== GIVEN RECORDS
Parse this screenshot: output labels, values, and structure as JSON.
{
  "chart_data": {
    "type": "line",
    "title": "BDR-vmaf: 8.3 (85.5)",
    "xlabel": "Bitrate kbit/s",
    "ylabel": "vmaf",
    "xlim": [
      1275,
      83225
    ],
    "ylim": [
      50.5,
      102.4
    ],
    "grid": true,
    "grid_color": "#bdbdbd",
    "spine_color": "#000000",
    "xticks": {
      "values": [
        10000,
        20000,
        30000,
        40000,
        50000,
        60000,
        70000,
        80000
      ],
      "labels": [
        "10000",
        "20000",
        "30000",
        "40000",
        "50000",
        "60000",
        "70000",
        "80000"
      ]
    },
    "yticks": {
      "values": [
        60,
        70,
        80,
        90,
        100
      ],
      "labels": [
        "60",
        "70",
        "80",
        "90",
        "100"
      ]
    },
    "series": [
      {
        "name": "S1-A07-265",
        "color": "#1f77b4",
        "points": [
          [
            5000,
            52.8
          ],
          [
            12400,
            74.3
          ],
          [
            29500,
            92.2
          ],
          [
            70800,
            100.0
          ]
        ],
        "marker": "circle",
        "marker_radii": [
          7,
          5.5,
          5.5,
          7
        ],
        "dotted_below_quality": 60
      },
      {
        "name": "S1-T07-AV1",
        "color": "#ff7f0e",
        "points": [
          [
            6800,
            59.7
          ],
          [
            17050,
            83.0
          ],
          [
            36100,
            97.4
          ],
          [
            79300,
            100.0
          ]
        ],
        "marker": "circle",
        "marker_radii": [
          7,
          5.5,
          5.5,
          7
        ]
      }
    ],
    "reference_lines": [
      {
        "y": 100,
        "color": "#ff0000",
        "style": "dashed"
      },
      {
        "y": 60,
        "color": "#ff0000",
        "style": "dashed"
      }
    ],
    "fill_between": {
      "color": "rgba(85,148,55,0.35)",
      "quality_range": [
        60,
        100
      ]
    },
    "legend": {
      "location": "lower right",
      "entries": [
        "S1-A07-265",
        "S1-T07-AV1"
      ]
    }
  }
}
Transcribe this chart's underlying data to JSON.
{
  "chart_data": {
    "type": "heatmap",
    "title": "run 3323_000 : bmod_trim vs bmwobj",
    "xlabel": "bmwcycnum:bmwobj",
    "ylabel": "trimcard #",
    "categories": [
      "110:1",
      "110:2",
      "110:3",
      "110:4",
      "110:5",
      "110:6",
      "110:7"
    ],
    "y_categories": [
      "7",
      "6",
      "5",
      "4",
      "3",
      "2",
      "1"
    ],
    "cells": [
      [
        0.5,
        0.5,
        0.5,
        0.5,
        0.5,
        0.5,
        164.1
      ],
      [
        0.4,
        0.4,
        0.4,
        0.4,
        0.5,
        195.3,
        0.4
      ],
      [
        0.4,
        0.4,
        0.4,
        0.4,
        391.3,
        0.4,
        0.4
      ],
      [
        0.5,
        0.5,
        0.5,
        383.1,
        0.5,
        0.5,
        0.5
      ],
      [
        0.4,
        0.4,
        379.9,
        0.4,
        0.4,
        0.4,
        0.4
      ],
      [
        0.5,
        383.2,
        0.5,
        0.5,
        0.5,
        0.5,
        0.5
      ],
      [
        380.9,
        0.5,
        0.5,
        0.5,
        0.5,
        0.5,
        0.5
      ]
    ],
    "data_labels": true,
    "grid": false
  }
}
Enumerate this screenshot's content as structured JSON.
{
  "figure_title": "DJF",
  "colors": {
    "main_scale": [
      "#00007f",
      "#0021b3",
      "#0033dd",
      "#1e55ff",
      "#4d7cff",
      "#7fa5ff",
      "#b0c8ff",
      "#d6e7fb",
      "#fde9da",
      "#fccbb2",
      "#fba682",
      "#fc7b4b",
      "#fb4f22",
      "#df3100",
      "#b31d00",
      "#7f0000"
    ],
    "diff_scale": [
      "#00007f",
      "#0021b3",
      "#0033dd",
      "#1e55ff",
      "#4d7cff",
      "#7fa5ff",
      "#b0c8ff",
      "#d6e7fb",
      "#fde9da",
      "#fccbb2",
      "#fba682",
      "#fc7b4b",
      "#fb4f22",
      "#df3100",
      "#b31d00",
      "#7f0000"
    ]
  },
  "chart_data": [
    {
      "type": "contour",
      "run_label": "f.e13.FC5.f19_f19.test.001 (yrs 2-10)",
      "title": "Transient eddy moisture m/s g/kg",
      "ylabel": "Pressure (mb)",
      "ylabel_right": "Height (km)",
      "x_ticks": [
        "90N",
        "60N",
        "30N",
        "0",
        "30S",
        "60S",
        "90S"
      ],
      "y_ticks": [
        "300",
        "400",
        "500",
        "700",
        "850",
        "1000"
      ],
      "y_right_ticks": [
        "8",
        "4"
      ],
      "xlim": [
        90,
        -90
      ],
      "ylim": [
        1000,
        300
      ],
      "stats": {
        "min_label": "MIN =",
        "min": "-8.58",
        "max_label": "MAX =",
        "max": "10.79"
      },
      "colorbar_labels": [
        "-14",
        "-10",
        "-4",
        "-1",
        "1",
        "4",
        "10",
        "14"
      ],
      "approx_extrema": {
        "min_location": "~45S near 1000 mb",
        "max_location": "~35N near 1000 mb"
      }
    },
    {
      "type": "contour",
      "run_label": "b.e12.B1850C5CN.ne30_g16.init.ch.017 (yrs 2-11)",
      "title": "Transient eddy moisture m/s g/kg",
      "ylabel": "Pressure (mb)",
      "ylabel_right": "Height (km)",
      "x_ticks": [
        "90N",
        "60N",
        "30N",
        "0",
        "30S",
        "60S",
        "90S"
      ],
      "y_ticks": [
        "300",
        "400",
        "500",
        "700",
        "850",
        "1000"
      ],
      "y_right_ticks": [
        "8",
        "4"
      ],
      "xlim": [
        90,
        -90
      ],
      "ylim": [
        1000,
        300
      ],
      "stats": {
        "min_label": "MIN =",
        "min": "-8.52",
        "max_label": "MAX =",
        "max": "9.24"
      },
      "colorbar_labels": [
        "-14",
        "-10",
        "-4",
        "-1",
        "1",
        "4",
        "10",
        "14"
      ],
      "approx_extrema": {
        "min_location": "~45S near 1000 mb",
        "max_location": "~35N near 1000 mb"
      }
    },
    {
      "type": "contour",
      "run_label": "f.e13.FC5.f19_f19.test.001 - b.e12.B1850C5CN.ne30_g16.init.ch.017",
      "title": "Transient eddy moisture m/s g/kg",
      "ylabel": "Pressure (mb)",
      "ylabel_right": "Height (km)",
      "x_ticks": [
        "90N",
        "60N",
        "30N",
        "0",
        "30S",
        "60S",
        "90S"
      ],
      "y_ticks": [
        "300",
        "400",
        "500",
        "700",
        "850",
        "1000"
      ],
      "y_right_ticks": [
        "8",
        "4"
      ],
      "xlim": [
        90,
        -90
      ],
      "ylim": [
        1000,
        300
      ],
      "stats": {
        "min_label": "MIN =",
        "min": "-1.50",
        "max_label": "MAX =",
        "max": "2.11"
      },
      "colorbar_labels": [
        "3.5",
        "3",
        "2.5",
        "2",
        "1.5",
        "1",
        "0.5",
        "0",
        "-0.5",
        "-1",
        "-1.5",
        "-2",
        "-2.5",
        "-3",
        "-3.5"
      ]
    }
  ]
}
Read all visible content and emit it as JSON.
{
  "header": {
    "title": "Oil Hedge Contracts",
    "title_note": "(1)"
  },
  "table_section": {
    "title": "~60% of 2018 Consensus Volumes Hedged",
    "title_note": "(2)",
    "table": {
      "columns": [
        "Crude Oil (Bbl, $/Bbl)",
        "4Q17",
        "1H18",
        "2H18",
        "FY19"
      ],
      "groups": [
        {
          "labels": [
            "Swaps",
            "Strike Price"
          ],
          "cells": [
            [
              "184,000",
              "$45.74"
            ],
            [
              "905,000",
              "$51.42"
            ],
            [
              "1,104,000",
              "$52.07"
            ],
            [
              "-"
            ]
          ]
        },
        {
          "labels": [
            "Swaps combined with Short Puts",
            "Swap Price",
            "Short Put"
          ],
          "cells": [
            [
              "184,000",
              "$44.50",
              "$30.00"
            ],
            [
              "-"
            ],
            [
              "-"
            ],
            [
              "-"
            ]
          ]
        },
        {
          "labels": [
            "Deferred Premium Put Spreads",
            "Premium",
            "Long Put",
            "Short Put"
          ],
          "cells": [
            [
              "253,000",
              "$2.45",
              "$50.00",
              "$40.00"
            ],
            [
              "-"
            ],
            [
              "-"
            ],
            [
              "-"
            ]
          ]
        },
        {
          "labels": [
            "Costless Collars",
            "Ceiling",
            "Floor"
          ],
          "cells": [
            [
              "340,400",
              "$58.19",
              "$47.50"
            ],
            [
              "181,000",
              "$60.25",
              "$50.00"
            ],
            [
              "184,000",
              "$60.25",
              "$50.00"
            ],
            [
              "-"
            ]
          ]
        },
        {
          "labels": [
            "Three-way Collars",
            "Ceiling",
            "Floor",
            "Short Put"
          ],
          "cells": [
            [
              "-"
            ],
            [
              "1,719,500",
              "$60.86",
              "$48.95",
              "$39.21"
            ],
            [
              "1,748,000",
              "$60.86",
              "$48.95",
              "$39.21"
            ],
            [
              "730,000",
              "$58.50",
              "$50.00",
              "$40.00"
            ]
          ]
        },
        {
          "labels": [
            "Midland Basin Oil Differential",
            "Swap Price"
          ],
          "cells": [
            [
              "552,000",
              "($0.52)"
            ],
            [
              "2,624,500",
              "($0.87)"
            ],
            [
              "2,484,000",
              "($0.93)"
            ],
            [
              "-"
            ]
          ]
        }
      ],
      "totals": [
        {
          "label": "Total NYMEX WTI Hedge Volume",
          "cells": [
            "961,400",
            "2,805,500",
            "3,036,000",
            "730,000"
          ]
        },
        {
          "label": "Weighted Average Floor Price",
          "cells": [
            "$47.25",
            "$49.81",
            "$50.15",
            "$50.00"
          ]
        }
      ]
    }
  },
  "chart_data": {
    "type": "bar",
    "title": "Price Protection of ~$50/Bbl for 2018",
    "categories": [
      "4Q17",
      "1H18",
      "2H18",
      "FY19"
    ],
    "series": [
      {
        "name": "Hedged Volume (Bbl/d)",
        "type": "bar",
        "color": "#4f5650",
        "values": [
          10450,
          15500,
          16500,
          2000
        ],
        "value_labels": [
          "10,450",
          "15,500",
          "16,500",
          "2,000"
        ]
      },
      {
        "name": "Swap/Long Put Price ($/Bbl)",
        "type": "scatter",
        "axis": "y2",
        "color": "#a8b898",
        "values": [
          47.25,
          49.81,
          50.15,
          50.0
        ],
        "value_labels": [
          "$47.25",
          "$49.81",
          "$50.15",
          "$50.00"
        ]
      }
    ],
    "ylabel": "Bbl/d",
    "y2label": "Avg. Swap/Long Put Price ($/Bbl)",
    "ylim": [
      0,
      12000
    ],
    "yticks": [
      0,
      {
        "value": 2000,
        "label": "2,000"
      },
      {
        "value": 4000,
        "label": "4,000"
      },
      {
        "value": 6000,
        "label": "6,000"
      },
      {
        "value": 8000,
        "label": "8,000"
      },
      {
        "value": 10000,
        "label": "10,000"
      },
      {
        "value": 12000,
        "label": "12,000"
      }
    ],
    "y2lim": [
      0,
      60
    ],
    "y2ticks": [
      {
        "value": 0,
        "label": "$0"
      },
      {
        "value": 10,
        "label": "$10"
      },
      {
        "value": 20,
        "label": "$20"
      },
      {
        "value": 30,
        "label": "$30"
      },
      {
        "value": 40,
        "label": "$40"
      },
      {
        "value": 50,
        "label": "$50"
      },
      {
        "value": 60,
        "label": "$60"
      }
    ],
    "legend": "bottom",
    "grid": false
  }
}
====
WRITTEN INSTRUCTION => Filter the records, keeping only lines that contain "bmwobj", and show those lines.

RESPONSE BELOW =>
    "title": "run 3323_000 : bmod_trim vs bmwobj",
    "xlabel": "bmwcycnum:bmwobj",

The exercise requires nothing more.